:: INPUT ROWS ::
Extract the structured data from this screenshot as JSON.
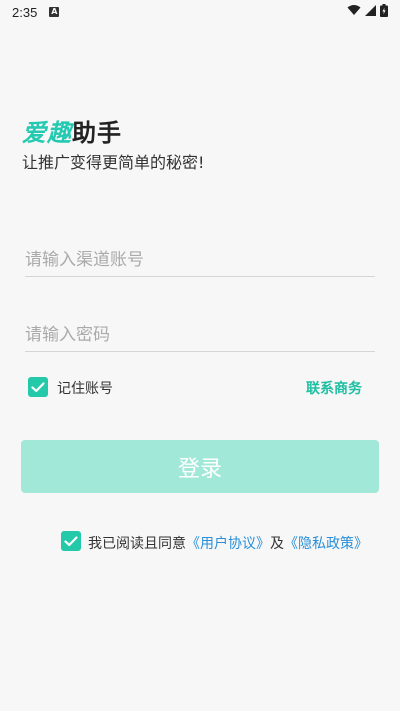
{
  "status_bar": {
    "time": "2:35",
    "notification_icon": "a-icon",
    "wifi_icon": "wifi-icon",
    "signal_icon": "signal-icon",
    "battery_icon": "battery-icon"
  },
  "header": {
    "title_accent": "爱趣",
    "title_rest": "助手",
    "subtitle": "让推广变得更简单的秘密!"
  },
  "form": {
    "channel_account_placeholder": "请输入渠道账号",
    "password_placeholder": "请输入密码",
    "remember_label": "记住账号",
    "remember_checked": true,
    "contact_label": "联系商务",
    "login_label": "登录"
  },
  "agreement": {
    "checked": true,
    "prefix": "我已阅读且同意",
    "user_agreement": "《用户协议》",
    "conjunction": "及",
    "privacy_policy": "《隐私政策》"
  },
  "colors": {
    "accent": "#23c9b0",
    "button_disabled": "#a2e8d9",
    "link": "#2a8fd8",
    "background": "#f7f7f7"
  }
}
:::
:: INPUT ROWS ::
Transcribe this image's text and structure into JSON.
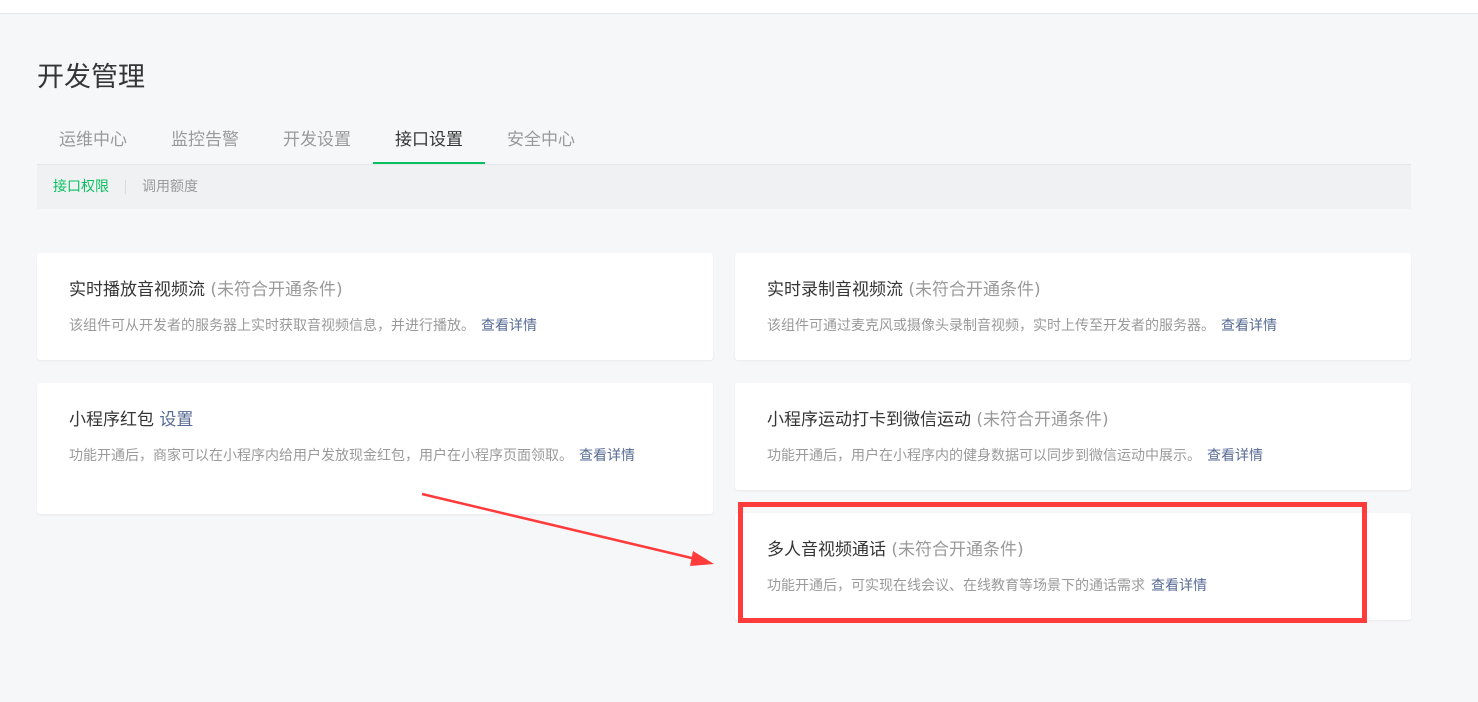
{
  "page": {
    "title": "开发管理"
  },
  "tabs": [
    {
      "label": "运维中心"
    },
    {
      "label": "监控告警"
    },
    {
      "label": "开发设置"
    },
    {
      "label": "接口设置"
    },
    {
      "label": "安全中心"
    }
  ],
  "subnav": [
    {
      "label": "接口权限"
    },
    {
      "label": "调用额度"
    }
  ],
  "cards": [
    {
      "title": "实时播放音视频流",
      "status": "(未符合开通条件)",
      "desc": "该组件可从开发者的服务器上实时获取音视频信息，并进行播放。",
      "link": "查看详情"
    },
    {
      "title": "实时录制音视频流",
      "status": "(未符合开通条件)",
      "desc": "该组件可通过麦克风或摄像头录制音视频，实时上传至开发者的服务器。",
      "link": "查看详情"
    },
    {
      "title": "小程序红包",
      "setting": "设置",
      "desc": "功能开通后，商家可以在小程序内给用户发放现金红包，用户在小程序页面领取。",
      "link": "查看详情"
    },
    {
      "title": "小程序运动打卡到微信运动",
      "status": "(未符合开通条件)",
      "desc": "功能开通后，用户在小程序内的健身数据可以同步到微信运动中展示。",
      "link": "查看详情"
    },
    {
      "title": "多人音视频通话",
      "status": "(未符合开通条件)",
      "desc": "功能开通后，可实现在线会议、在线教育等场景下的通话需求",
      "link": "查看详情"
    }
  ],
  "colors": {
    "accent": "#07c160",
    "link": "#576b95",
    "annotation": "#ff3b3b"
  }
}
:::
__REQUIREMENT__
Each line of the material above either contains the word "icon" or does not; state how many do, and nothing else.

__SOLUTION FOR THIS PROBLEM__
4